§ INPUT DATA
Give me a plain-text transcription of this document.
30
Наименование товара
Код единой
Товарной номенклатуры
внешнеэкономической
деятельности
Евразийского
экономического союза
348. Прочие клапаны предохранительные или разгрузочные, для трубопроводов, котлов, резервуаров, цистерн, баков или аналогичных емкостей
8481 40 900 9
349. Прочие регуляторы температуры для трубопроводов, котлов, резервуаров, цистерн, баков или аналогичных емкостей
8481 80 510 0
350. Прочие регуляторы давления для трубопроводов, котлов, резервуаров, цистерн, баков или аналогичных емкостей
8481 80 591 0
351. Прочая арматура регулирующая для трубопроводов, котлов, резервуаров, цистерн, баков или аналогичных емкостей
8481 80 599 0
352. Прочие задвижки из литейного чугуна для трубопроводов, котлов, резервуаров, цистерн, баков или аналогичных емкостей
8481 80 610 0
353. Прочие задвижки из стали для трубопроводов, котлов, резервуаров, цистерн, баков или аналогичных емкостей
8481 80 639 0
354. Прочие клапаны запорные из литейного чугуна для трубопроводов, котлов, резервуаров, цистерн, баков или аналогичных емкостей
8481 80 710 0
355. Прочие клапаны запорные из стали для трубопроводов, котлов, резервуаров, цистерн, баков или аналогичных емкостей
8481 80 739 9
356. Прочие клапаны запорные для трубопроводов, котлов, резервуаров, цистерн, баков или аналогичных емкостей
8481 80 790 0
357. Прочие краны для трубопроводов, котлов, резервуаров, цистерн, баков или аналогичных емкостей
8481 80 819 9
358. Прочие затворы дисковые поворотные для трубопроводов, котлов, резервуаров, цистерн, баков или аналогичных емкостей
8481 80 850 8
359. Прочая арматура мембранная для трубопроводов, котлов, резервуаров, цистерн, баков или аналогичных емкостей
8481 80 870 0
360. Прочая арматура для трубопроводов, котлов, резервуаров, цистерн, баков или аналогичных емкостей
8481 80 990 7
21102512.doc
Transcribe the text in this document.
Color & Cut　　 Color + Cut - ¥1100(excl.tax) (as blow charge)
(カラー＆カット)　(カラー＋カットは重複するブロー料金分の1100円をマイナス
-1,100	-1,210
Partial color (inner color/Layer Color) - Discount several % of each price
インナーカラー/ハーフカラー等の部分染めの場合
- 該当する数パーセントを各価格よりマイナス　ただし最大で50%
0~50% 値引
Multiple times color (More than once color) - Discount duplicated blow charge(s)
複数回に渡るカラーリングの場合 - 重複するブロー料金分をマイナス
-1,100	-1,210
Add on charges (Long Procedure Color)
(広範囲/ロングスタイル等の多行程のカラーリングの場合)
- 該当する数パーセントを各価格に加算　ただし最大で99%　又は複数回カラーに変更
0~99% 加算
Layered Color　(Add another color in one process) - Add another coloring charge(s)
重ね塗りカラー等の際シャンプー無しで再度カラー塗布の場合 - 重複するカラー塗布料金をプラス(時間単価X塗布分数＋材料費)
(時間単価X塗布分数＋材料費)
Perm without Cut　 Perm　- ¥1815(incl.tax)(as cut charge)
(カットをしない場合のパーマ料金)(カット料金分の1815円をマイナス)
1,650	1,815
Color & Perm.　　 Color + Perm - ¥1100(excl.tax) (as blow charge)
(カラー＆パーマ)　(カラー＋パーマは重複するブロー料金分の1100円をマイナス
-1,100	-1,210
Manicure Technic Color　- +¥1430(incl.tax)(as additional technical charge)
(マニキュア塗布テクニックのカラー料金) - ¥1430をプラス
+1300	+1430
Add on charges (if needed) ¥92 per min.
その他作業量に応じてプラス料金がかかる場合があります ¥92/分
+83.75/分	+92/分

§ YOUR TASK
Copy every line of the material, please, keeping it exactly the same.

§ RESPONSE TO THIS TASK
Give me a plain-text transcription of this document.
30
Наименование товара
Код единой
Товарной номенклатуры
внешнеэкономической
деятельности
Евразийского
экономического союза
348. Прочие клапаны предохранительные или разгрузочные, для трубопроводов, котлов, резервуаров, цистерн, баков или аналогичных емкостей
8481 40 900 9
349. Прочие регуляторы температуры для трубопроводов, котлов, резервуаров, цистерн, баков или аналогичных емкостей
8481 80 510 0
350. Прочие регуляторы давления для трубопроводов, котлов, резервуаров, цистерн, баков или аналогичных емкостей
8481 80 591 0
351. Прочая арматура регулирующая для трубопроводов, котлов, резервуаров, цистерн, баков или аналогичных емкостей
8481 80 599 0
352. Прочие задвижки из литейного чугуна для трубопроводов, котлов, резервуаров, цистерн, баков или аналогичных емкостей
8481 80 610 0
353. Прочие задвижки из стали для трубопроводов, котлов, резервуаров, цистерн, баков или аналогичных емкостей
8481 80 639 0
354. Прочие клапаны запорные из литейного чугуна для трубопроводов, котлов, резервуаров, цистерн, баков или аналогичных емкостей
8481 80 710 0
355. Прочие клапаны запорные из стали для трубопроводов, котлов, резервуаров, цистерн, баков или аналогичных емкостей
8481 80 739 9
356. Прочие клапаны запорные для трубопроводов, котлов, резервуаров, цистерн, баков или аналогичных емкостей
8481 80 790 0
357. Прочие краны для трубопроводов, котлов, резервуаров, цистерн, баков или аналогичных емкостей
8481 80 819 9
358. Прочие затворы дисковые поворотные для трубопроводов, котлов, резервуаров, цистерн, баков или аналогичных емкостей
8481 80 850 8
359. Прочая арматура мембранная для трубопроводов, котлов, резервуаров, цистерн, баков или аналогичных емкостей
8481 80 870 0
360. Прочая арматура для трубопроводов, котлов, резервуаров, цистерн, баков или аналогичных емкостей
8481 80 990 7
21102512.doc
Transcribe the text in this document.
Color & Cut　　 Color + Cut - ¥1100(excl.tax) (as blow charge)
(カラー＆カット)　(カラー＋カットは重複するブロー料金分の1100円をマイナス
-1,100	-1,210
Partial color (inner color/Layer Color) - Discount several % of each price
インナーカラー/ハーフカラー等の部分染めの場合
- 該当する数パーセントを各価格よりマイナス　ただし最大で50%
0~50% 値引
Multiple times color (More than once color) - Discount duplicated blow charge(s)
複数回に渡るカラーリングの場合 - 重複するブロー料金分をマイナス
-1,100	-1,210
Add on charges (Long Procedure Color)
(広範囲/ロングスタイル等の多行程のカラーリングの場合)
- 該当する数パーセントを各価格に加算　ただし最大で99%　又は複数回カラーに変更
0~99% 加算
Layered Color　(Add another color in one process) - Add another coloring charge(s)
重ね塗りカラー等の際シャンプー無しで再度カラー塗布の場合 - 重複するカラー塗布料金をプラス(時間単価X塗布分数＋材料費)
(時間単価X塗布分数＋材料費)
Perm without Cut　 Perm　- ¥1815(incl.tax)(as cut charge)
(カットをしない場合のパーマ料金)(カット料金分の1815円をマイナス)
1,650	1,815
Color & Perm.　　 Color + Perm - ¥1100(excl.tax) (as blow charge)
(カラー＆パーマ)　(カラー＋パーマは重複するブロー料金分の1100円をマイナス
-1,100	-1,210
Manicure Technic Color　- +¥1430(incl.tax)(as additional technical charge)
(マニキュア塗布テクニックのカラー料金) - ¥1430をプラス
+1300	+1430
Add on charges (if needed) ¥92 per min.
その他作業量に応じてプラス料金がかかる場合があります ¥92/分
+83.75/分	+92/分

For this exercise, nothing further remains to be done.